(Figure record listings)
* * * *

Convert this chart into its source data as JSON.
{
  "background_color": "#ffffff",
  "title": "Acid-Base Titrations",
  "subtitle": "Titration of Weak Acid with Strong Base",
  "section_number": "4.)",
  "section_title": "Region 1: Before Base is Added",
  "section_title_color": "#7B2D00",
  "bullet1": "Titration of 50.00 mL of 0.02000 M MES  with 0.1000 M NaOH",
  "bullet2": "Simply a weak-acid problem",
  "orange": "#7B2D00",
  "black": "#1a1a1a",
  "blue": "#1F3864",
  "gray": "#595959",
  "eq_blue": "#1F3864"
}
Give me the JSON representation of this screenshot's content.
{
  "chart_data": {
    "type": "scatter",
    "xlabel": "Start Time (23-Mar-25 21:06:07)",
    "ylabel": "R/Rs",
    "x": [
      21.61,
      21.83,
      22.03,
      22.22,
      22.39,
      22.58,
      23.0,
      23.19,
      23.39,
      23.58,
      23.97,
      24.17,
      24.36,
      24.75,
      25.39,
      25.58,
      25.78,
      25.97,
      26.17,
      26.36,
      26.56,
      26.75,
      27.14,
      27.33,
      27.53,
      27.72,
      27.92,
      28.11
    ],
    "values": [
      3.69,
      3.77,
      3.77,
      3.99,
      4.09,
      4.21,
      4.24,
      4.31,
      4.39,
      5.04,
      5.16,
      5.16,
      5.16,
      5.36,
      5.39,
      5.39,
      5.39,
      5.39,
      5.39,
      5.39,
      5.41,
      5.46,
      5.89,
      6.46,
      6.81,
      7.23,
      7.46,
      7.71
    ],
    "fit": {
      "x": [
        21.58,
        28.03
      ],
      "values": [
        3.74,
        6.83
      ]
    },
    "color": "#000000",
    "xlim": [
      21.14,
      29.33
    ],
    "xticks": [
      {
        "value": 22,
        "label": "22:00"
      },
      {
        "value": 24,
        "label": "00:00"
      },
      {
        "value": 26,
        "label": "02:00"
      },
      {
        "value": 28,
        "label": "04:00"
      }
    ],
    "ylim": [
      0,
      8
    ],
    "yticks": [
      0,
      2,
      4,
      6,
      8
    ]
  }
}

* * * *

DESCRIPTION OF THE TASK: Repeat every line of the data, exactly and in full.

ANSWER TO THIS PROBLEM:
Convert this chart into its source data as JSON.
{
  "background_color": "#ffffff",
  "title": "Acid-Base Titrations",
  "subtitle": "Titration of Weak Acid with Strong Base",
  "section_number": "4.)",
  "section_title": "Region 1: Before Base is Added",
  "section_title_color": "#7B2D00",
  "bullet1": "Titration of 50.00 mL of 0.02000 M MES  with 0.1000 M NaOH",
  "bullet2": "Simply a weak-acid problem",
  "orange": "#7B2D00",
  "black": "#1a1a1a",
  "blue": "#1F3864",
  "gray": "#595959",
  "eq_blue": "#1F3864"
}
Give me the JSON representation of this screenshot's content.
{
  "chart_data": {
    "type": "scatter",
    "xlabel": "Start Time (23-Mar-25 21:06:07)",
    "ylabel": "R/Rs",
    "x": [
      21.61,
      21.83,
      22.03,
      22.22,
      22.39,
      22.58,
      23.0,
      23.19,
      23.39,
      23.58,
      23.97,
      24.17,
      24.36,
      24.75,
      25.39,
      25.58,
      25.78,
      25.97,
      26.17,
      26.36,
      26.56,
      26.75,
      27.14,
      27.33,
      27.53,
      27.72,
      27.92,
      28.11
    ],
    "values": [
      3.69,
      3.77,
      3.77,
      3.99,
      4.09,
      4.21,
      4.24,
      4.31,
      4.39,
      5.04,
      5.16,
      5.16,
      5.16,
      5.36,
      5.39,
      5.39,
      5.39,
      5.39,
      5.39,
      5.39,
      5.41,
      5.46,
      5.89,
      6.46,
      6.81,
      7.23,
      7.46,
      7.71
    ],
    "fit": {
      "x": [
        21.58,
        28.03
      ],
      "values": [
        3.74,
        6.83
      ]
    },
    "color": "#000000",
    "xlim": [
      21.14,
      29.33
    ],
    "xticks": [
      {
        "value": 22,
        "label": "22:00"
      },
      {
        "value": 24,
        "label": "00:00"
      },
      {
        "value": 26,
        "label": "02:00"
      },
      {
        "value": 28,
        "label": "04:00"
      }
    ],
    "ylim": [
      0,
      8
    ],
    "yticks": [
      0,
      2,
      4,
      6,
      8
    ]
  }
}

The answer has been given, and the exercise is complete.